--- SUPPLIED INFORMATION ---
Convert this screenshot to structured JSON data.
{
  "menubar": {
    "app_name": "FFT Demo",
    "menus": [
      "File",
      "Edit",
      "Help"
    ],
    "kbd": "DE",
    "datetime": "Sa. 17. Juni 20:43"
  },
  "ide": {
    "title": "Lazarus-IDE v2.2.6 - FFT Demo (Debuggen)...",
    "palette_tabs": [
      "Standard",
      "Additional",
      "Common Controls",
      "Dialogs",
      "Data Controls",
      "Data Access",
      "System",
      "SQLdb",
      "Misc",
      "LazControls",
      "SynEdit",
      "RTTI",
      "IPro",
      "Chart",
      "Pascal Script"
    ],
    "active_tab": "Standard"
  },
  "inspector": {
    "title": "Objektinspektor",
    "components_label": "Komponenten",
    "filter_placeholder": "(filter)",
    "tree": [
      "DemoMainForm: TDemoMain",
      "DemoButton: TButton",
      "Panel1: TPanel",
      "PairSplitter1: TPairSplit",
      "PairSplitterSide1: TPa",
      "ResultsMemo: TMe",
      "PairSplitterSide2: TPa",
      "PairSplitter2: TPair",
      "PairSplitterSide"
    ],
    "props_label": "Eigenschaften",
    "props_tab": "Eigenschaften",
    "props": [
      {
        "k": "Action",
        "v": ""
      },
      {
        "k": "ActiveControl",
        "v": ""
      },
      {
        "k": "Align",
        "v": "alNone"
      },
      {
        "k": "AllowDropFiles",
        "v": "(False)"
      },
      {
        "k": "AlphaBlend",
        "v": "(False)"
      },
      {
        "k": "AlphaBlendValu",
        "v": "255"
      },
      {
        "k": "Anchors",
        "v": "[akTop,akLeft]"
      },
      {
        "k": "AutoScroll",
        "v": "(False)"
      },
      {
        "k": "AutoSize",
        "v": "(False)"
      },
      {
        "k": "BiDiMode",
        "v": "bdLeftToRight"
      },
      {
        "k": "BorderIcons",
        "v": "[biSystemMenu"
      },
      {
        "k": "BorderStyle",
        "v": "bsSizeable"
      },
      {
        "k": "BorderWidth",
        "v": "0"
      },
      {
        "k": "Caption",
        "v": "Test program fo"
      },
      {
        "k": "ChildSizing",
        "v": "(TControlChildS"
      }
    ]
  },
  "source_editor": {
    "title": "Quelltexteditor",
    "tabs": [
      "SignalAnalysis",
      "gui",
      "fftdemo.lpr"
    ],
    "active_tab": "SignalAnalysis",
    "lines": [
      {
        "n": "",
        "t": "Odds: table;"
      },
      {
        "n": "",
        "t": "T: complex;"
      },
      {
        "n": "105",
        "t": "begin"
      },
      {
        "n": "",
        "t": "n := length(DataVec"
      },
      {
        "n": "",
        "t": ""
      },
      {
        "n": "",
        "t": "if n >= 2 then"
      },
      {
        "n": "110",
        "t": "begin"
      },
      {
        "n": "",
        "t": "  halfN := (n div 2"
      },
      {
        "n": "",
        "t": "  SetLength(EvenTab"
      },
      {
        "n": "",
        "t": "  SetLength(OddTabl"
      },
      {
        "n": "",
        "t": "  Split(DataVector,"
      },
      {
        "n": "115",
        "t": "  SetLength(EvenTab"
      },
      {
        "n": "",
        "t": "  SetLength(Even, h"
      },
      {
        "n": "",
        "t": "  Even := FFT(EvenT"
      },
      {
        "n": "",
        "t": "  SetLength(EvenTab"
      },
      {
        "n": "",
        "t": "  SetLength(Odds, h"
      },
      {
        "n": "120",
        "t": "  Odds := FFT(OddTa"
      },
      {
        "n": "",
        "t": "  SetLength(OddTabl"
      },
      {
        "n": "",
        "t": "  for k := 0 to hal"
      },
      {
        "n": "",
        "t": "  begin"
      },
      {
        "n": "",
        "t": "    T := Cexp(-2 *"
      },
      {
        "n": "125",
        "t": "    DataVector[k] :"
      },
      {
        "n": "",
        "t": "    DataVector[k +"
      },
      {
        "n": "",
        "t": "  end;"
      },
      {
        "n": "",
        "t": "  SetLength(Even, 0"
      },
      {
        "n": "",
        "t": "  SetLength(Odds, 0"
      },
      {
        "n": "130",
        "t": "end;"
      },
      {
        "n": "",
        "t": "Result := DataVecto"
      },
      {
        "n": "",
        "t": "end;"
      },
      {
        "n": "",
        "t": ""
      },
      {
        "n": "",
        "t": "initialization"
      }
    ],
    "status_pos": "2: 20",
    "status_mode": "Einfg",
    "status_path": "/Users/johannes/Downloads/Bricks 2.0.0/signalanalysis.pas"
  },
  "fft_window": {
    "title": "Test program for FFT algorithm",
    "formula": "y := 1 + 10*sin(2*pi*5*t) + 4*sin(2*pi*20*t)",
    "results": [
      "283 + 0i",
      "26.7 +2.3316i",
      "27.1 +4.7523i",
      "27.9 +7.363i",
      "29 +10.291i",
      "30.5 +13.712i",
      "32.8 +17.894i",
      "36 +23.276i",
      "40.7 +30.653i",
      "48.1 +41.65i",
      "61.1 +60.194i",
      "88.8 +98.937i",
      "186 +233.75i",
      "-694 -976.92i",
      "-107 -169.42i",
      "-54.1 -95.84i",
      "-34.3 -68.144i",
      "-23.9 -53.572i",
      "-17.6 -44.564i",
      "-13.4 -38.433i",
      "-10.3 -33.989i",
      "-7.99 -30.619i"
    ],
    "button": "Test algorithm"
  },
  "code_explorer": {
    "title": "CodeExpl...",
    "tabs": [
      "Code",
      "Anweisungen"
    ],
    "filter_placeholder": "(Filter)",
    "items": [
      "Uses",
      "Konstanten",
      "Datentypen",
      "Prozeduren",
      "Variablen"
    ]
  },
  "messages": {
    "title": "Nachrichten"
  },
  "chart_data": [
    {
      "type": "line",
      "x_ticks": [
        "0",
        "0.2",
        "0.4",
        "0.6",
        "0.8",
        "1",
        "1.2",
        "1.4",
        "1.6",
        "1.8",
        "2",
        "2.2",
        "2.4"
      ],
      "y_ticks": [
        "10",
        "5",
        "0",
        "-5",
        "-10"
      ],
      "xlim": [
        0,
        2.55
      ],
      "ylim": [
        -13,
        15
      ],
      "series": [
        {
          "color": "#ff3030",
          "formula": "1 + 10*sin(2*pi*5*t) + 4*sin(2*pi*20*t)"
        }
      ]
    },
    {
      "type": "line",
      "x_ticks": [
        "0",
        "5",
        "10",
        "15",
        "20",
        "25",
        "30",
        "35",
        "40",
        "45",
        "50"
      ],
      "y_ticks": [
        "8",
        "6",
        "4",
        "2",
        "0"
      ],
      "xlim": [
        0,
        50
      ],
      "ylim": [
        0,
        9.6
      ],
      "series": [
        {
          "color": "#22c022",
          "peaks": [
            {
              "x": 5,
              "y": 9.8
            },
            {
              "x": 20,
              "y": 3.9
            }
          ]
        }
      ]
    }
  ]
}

--- GOAL OF THE EXERCISE ---
Lines that hold the word "DataVector" are the ones to return, every one of them.

--- COMPLETED EXERCISE ---
        "t": "  Split(DataVector,"
        "t": "    DataVector[k] :"
        "t": "    DataVector[k +"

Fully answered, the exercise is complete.